• _EXERCISE INPUT_:
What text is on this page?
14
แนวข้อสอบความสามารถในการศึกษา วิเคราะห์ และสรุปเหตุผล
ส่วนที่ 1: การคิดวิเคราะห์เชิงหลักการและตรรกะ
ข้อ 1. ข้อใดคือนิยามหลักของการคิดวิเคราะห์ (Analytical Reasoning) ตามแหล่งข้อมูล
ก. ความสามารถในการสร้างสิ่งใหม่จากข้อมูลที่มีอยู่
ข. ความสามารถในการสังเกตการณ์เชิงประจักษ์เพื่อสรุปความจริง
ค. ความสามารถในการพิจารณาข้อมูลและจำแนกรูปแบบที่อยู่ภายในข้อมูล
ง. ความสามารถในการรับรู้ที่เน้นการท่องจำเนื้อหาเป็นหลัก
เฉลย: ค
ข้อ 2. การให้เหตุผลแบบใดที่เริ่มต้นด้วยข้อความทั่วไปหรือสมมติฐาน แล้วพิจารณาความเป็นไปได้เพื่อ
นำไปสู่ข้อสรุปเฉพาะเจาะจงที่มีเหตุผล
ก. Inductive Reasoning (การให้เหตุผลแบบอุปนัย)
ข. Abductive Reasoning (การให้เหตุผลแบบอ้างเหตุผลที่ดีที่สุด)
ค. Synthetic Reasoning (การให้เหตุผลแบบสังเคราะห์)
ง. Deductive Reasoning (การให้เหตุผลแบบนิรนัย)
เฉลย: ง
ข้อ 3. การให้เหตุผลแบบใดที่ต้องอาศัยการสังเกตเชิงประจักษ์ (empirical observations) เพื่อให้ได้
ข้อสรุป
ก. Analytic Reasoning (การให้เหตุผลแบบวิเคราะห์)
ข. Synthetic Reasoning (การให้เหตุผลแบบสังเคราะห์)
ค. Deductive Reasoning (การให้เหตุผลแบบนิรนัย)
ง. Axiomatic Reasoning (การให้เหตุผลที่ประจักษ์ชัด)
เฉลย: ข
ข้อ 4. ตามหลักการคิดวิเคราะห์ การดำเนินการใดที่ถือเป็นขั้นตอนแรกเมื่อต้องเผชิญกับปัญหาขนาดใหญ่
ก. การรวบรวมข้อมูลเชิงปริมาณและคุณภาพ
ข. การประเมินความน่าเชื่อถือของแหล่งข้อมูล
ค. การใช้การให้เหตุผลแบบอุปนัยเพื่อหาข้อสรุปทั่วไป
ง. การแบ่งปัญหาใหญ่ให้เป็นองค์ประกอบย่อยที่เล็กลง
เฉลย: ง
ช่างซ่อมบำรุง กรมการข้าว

• _TASK_:
Nothing should be changed: write out all of the data as is.

• _REPLY TO THE TASK_:
What text is on this page?
14
แนวข้อสอบความสามารถในการศึกษา วิเคราะห์ และสรุปเหตุผล
ส่วนที่ 1: การคิดวิเคราะห์เชิงหลักการและตรรกะ
ข้อ 1. ข้อใดคือนิยามหลักของการคิดวิเคราะห์ (Analytical Reasoning) ตามแหล่งข้อมูล
ก. ความสามารถในการสร้างสิ่งใหม่จากข้อมูลที่มีอยู่
ข. ความสามารถในการสังเกตการณ์เชิงประจักษ์เพื่อสรุปความจริง
ค. ความสามารถในการพิจารณาข้อมูลและจำแนกรูปแบบที่อยู่ภายในข้อมูล
ง. ความสามารถในการรับรู้ที่เน้นการท่องจำเนื้อหาเป็นหลัก
เฉลย: ค
ข้อ 2. การให้เหตุผลแบบใดที่เริ่มต้นด้วยข้อความทั่วไปหรือสมมติฐาน แล้วพิจารณาความเป็นไปได้เพื่อ
นำไปสู่ข้อสรุปเฉพาะเจาะจงที่มีเหตุผล
ก. Inductive Reasoning (การให้เหตุผลแบบอุปนัย)
ข. Abductive Reasoning (การให้เหตุผลแบบอ้างเหตุผลที่ดีที่สุด)
ค. Synthetic Reasoning (การให้เหตุผลแบบสังเคราะห์)
ง. Deductive Reasoning (การให้เหตุผลแบบนิรนัย)
เฉลย: ง
ข้อ 3. การให้เหตุผลแบบใดที่ต้องอาศัยการสังเกตเชิงประจักษ์ (empirical observations) เพื่อให้ได้
ข้อสรุป
ก. Analytic Reasoning (การให้เหตุผลแบบวิเคราะห์)
ข. Synthetic Reasoning (การให้เหตุผลแบบสังเคราะห์)
ค. Deductive Reasoning (การให้เหตุผลแบบนิรนัย)
ง. Axiomatic Reasoning (การให้เหตุผลที่ประจักษ์ชัด)
เฉลย: ข
ข้อ 4. ตามหลักการคิดวิเคราะห์ การดำเนินการใดที่ถือเป็นขั้นตอนแรกเมื่อต้องเผชิญกับปัญหาขนาดใหญ่
ก. การรวบรวมข้อมูลเชิงปริมาณและคุณภาพ
ข. การประเมินความน่าเชื่อถือของแหล่งข้อมูล
ค. การใช้การให้เหตุผลแบบอุปนัยเพื่อหาข้อสรุปทั่วไป
ง. การแบ่งปัญหาใหญ่ให้เป็นองค์ประกอบย่อยที่เล็กลง
เฉลย: ง
ช่างซ่อมบำรุง กรมการข้าว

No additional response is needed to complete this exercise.